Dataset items
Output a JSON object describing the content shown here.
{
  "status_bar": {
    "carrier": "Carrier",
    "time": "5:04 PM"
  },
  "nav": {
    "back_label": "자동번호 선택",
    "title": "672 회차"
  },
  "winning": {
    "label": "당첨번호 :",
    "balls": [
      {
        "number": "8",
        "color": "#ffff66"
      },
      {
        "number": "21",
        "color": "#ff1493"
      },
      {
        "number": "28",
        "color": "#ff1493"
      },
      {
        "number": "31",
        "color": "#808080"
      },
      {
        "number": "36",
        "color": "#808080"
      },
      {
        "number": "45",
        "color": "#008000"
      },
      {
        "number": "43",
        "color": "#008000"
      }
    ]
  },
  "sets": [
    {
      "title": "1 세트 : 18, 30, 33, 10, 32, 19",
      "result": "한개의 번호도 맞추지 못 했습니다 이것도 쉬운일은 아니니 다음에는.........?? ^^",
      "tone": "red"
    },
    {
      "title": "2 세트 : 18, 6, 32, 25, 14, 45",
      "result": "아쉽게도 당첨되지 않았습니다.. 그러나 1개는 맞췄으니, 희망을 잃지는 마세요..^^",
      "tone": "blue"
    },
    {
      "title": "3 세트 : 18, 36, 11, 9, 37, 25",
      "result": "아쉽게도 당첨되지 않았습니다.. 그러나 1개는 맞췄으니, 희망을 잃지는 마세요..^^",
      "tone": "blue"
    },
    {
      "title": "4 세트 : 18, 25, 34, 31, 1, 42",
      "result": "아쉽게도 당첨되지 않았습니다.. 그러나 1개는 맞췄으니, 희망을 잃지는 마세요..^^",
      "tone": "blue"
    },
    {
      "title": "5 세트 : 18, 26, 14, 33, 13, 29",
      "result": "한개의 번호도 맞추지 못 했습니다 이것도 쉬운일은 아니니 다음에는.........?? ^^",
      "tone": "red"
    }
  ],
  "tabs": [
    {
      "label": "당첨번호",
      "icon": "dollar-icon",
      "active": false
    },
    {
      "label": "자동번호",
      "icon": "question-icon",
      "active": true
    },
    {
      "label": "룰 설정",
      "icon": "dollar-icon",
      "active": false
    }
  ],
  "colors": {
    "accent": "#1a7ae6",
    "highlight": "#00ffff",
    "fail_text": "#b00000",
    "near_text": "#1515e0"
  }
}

__GOAL OF THE EXERCISE__. Type the whole listing again, unaltered.

__FULL SOLUTION__.
Output a JSON object describing the content shown here.
{
  "status_bar": {
    "carrier": "Carrier",
    "time": "5:04 PM"
  },
  "nav": {
    "back_label": "자동번호 선택",
    "title": "672 회차"
  },
  "winning": {
    "label": "당첨번호 :",
    "balls": [
      {
        "number": "8",
        "color": "#ffff66"
      },
      {
        "number": "21",
        "color": "#ff1493"
      },
      {
        "number": "28",
        "color": "#ff1493"
      },
      {
        "number": "31",
        "color": "#808080"
      },
      {
        "number": "36",
        "color": "#808080"
      },
      {
        "number": "45",
        "color": "#008000"
      },
      {
        "number": "43",
        "color": "#008000"
      }
    ]
  },
  "sets": [
    {
      "title": "1 세트 : 18, 30, 33, 10, 32, 19",
      "result": "한개의 번호도 맞추지 못 했습니다 이것도 쉬운일은 아니니 다음에는.........?? ^^",
      "tone": "red"
    },
    {
      "title": "2 세트 : 18, 6, 32, 25, 14, 45",
      "result": "아쉽게도 당첨되지 않았습니다.. 그러나 1개는 맞췄으니, 희망을 잃지는 마세요..^^",
      "tone": "blue"
    },
    {
      "title": "3 세트 : 18, 36, 11, 9, 37, 25",
      "result": "아쉽게도 당첨되지 않았습니다.. 그러나 1개는 맞췄으니, 희망을 잃지는 마세요..^^",
      "tone": "blue"
    },
    {
      "title": "4 세트 : 18, 25, 34, 31, 1, 42",
      "result": "아쉽게도 당첨되지 않았습니다.. 그러나 1개는 맞췄으니, 희망을 잃지는 마세요..^^",
      "tone": "blue"
    },
    {
      "title": "5 세트 : 18, 26, 14, 33, 13, 29",
      "result": "한개의 번호도 맞추지 못 했습니다 이것도 쉬운일은 아니니 다음에는.........?? ^^",
      "tone": "red"
    }
  ],
  "tabs": [
    {
      "label": "당첨번호",
      "icon": "dollar-icon",
      "active": false
    },
    {
      "label": "자동번호",
      "icon": "question-icon",
      "active": true
    },
    {
      "label": "룰 설정",
      "icon": "dollar-icon",
      "active": false
    }
  ],
  "colors": {
    "accent": "#1a7ae6",
    "highlight": "#00ffff",
    "fail_text": "#b00000",
    "near_text": "#1515e0"
  }
}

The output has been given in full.